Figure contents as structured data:
____________________

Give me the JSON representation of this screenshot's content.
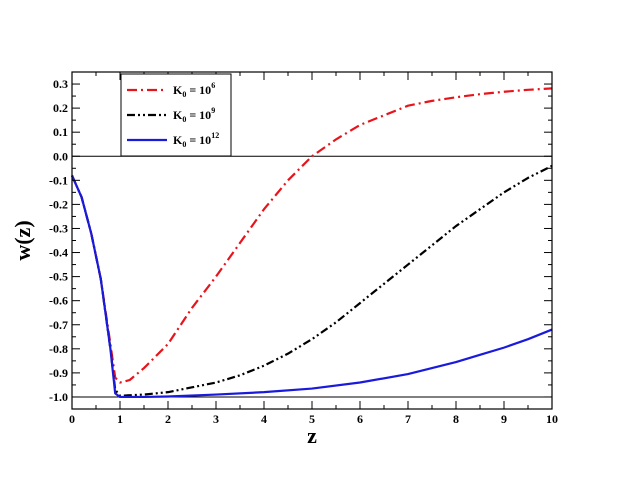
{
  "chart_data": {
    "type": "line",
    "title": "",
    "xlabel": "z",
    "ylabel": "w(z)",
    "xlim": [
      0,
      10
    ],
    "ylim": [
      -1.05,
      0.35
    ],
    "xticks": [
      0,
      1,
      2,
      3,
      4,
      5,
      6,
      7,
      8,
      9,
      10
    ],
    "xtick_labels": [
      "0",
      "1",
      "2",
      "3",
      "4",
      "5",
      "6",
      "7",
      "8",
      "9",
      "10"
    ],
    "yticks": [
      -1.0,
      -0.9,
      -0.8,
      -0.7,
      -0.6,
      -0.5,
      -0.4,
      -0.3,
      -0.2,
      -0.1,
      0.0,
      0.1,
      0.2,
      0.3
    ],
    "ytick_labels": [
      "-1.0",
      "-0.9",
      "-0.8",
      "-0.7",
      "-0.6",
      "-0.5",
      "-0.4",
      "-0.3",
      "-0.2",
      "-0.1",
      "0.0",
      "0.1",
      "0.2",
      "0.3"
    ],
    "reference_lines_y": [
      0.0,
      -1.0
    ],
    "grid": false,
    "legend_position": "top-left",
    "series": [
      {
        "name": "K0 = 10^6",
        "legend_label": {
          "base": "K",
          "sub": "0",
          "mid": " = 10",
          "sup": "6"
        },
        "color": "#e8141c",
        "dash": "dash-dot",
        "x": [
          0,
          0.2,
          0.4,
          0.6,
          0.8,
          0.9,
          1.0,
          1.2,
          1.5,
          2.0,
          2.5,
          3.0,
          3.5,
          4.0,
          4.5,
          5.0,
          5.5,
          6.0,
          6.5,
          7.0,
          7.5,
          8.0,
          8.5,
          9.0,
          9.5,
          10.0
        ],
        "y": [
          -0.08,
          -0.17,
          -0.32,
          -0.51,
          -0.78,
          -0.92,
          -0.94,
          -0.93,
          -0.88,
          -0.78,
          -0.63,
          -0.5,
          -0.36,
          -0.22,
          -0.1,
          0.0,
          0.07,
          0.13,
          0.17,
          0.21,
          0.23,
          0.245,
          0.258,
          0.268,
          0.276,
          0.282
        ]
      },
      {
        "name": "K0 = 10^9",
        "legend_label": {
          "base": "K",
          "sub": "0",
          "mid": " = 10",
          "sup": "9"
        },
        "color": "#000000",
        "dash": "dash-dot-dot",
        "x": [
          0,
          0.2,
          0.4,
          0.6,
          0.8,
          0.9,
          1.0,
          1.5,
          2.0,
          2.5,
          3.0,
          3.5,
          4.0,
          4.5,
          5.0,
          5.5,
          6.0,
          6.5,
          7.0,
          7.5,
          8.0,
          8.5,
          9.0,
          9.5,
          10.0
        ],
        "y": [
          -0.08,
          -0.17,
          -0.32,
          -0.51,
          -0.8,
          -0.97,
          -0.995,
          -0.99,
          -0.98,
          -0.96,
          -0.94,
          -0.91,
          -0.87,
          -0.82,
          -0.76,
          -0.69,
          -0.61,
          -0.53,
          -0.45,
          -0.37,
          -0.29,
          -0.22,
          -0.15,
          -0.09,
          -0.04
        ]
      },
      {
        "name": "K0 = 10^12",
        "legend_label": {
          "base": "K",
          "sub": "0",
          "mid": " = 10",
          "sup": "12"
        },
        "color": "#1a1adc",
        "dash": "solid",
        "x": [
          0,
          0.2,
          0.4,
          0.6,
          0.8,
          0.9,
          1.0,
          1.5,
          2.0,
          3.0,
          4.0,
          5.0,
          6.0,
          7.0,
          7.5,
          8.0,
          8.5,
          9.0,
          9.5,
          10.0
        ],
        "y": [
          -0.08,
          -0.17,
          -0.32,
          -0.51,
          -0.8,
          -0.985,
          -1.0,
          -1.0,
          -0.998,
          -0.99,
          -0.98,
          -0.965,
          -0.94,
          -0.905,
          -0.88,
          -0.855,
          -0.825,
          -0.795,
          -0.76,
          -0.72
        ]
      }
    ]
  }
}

____________________

AIM OF THE TASK - Without the pictures, transcribe the listing above exactly.

REPLY -
Give me the JSON representation of this screenshot's content.
{
  "chart_data": {
    "type": "line",
    "title": "",
    "xlabel": "z",
    "ylabel": "w(z)",
    "xlim": [
      0,
      10
    ],
    "ylim": [
      -1.05,
      0.35
    ],
    "xticks": [
      0,
      1,
      2,
      3,
      4,
      5,
      6,
      7,
      8,
      9,
      10
    ],
    "xtick_labels": [
      "0",
      "1",
      "2",
      "3",
      "4",
      "5",
      "6",
      "7",
      "8",
      "9",
      "10"
    ],
    "yticks": [
      -1.0,
      -0.9,
      -0.8,
      -0.7,
      -0.6,
      -0.5,
      -0.4,
      -0.3,
      -0.2,
      -0.1,
      0.0,
      0.1,
      0.2,
      0.3
    ],
    "ytick_labels": [
      "-1.0",
      "-0.9",
      "-0.8",
      "-0.7",
      "-0.6",
      "-0.5",
      "-0.4",
      "-0.3",
      "-0.2",
      "-0.1",
      "0.0",
      "0.1",
      "0.2",
      "0.3"
    ],
    "reference_lines_y": [
      0.0,
      -1.0
    ],
    "grid": false,
    "legend_position": "top-left",
    "series": [
      {
        "name": "K0 = 10^6",
        "legend_label": {
          "base": "K",
          "sub": "0",
          "mid": " = 10",
          "sup": "6"
        },
        "color": "#e8141c",
        "dash": "dash-dot",
        "x": [
          0,
          0.2,
          0.4,
          0.6,
          0.8,
          0.9,
          1.0,
          1.2,
          1.5,
          2.0,
          2.5,
          3.0,
          3.5,
          4.0,
          4.5,
          5.0,
          5.5,
          6.0,
          6.5,
          7.0,
          7.5,
          8.0,
          8.5,
          9.0,
          9.5,
          10.0
        ],
        "y": [
          -0.08,
          -0.17,
          -0.32,
          -0.51,
          -0.78,
          -0.92,
          -0.94,
          -0.93,
          -0.88,
          -0.78,
          -0.63,
          -0.5,
          -0.36,
          -0.22,
          -0.1,
          0.0,
          0.07,
          0.13,
          0.17,
          0.21,
          0.23,
          0.245,
          0.258,
          0.268,
          0.276,
          0.282
        ]
      },
      {
        "name": "K0 = 10^9",
        "legend_label": {
          "base": "K",
          "sub": "0",
          "mid": " = 10",
          "sup": "9"
        },
        "color": "#000000",
        "dash": "dash-dot-dot",
        "x": [
          0,
          0.2,
          0.4,
          0.6,
          0.8,
          0.9,
          1.0,
          1.5,
          2.0,
          2.5,
          3.0,
          3.5,
          4.0,
          4.5,
          5.0,
          5.5,
          6.0,
          6.5,
          7.0,
          7.5,
          8.0,
          8.5,
          9.0,
          9.5,
          10.0
        ],
        "y": [
          -0.08,
          -0.17,
          -0.32,
          -0.51,
          -0.8,
          -0.97,
          -0.995,
          -0.99,
          -0.98,
          -0.96,
          -0.94,
          -0.91,
          -0.87,
          -0.82,
          -0.76,
          -0.69,
          -0.61,
          -0.53,
          -0.45,
          -0.37,
          -0.29,
          -0.22,
          -0.15,
          -0.09,
          -0.04
        ]
      },
      {
        "name": "K0 = 10^12",
        "legend_label": {
          "base": "K",
          "sub": "0",
          "mid": " = 10",
          "sup": "12"
        },
        "color": "#1a1adc",
        "dash": "solid",
        "x": [
          0,
          0.2,
          0.4,
          0.6,
          0.8,
          0.9,
          1.0,
          1.5,
          2.0,
          3.0,
          4.0,
          5.0,
          6.0,
          7.0,
          7.5,
          8.0,
          8.5,
          9.0,
          9.5,
          10.0
        ],
        "y": [
          -0.08,
          -0.17,
          -0.32,
          -0.51,
          -0.8,
          -0.985,
          -1.0,
          -1.0,
          -0.998,
          -0.99,
          -0.98,
          -0.965,
          -0.94,
          -0.905,
          -0.88,
          -0.855,
          -0.825,
          -0.795,
          -0.76,
          -0.72
        ]
      }
    ]
  }
}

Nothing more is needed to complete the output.